Trecho selecionado:
Há muitas séries em âmbito hospitalar a circular pelas estações televisivas. Algumas que se perpetuam no tempo, não pela qualidade em mostrar a realidade dos serviços, mas como histórias de gentes que nelas são personificadas e que são apenas mais um “big brother” das coscuvilhices da vida alheia, mas que a muitos atrai.
New Amesterdan é um drama televisivo que se passa entre “os muros” do maior e mais antigo hospital público dos Estados Unidos da América. Com início no ano de 2018 e cuja temporada voltou à Fox Life, em final de Setembro último. Podemos vê-los às quintas-feiras, pelas 22h30 em “tempo real”. Ou, então, assumir o comando da tv como seu e escolher o modo “andar para trás” ou, apenas gravar os seus episódios para mais tarde “os consumir” com tempo e em segurança.

O que fazer:
De acordo com o trecho sobre séries hospitalares, por que algumas dessas séries continuam por muito tempo? Explique em uma a três frases.

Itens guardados
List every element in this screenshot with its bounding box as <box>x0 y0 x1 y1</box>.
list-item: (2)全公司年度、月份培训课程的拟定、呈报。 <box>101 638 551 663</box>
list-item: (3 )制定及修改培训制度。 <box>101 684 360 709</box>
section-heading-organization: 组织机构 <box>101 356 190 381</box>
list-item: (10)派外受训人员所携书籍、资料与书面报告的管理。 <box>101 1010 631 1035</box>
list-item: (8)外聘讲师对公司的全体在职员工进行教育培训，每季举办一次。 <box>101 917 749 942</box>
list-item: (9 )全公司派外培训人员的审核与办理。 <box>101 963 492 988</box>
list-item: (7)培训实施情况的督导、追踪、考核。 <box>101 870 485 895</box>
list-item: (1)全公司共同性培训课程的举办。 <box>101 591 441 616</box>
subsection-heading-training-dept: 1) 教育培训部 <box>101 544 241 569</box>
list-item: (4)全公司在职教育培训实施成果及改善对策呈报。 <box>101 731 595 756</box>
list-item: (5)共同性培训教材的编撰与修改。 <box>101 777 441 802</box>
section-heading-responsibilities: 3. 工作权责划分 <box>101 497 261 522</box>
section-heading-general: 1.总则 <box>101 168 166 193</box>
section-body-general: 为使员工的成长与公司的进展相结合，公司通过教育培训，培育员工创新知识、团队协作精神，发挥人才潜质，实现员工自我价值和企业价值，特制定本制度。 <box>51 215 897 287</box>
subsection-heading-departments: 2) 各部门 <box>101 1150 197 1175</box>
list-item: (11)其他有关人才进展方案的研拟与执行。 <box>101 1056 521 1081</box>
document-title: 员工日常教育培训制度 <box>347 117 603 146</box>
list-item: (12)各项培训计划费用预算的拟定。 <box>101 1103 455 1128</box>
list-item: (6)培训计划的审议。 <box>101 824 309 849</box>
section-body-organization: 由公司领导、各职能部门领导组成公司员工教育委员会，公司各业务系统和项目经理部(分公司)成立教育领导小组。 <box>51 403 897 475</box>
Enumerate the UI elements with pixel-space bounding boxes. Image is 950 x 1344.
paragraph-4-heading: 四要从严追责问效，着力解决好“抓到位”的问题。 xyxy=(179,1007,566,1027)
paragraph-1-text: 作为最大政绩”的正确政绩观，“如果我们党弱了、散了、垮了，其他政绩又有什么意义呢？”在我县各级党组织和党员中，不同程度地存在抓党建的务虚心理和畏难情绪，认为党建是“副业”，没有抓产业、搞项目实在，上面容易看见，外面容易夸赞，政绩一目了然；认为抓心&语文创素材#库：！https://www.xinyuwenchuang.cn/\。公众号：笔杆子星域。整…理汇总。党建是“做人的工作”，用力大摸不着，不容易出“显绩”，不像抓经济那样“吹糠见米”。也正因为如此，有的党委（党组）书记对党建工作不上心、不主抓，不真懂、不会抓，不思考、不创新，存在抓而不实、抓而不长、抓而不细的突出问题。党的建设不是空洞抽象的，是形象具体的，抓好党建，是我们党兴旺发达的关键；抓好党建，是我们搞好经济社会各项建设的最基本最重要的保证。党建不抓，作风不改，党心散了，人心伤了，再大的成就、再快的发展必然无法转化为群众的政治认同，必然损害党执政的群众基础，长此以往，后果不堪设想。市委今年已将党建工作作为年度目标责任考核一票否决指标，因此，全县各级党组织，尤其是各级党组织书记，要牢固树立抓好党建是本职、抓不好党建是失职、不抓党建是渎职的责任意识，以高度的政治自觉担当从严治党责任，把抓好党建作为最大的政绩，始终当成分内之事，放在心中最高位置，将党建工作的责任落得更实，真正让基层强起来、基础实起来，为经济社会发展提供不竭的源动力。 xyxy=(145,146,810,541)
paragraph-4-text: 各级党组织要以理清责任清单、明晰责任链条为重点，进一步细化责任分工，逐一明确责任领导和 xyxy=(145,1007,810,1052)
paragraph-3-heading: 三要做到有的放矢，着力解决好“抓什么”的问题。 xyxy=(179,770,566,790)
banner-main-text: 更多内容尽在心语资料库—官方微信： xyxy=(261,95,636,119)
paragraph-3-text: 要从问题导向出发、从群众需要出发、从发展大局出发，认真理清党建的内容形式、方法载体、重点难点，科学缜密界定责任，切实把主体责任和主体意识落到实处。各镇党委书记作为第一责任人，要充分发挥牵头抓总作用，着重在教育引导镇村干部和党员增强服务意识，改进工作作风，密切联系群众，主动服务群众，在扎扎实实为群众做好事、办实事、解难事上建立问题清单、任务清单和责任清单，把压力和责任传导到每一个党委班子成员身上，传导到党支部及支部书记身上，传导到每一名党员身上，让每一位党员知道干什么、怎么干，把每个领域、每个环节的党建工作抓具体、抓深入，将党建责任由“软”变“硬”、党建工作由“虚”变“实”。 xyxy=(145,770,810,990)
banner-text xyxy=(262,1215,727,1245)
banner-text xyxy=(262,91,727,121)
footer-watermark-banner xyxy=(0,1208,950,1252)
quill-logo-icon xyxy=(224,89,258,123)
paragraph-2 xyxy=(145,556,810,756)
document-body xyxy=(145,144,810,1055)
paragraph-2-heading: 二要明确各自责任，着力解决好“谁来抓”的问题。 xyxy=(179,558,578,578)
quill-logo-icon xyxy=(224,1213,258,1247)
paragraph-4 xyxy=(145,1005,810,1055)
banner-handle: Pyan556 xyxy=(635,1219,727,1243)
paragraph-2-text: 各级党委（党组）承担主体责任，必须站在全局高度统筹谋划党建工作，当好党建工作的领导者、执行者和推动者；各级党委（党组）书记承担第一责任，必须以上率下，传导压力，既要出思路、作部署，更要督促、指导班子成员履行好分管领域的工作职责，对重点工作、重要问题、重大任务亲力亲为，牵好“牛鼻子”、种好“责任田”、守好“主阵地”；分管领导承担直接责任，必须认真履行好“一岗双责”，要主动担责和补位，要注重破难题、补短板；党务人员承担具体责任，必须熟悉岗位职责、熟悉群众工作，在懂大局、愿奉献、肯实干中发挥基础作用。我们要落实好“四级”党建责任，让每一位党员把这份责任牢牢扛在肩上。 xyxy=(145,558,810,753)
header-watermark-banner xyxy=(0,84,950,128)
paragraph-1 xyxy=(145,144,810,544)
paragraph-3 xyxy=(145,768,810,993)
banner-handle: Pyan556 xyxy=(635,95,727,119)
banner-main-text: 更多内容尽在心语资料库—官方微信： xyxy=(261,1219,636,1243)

Resolução:
Não é pela qualidade em mostrar a realidade dos serviços, mas porque são histórias das pessoas que nelas são personificadas. Funcionam como mais um "big brother" das coscuvilhices da vida alheia, e isso atrai muita gente.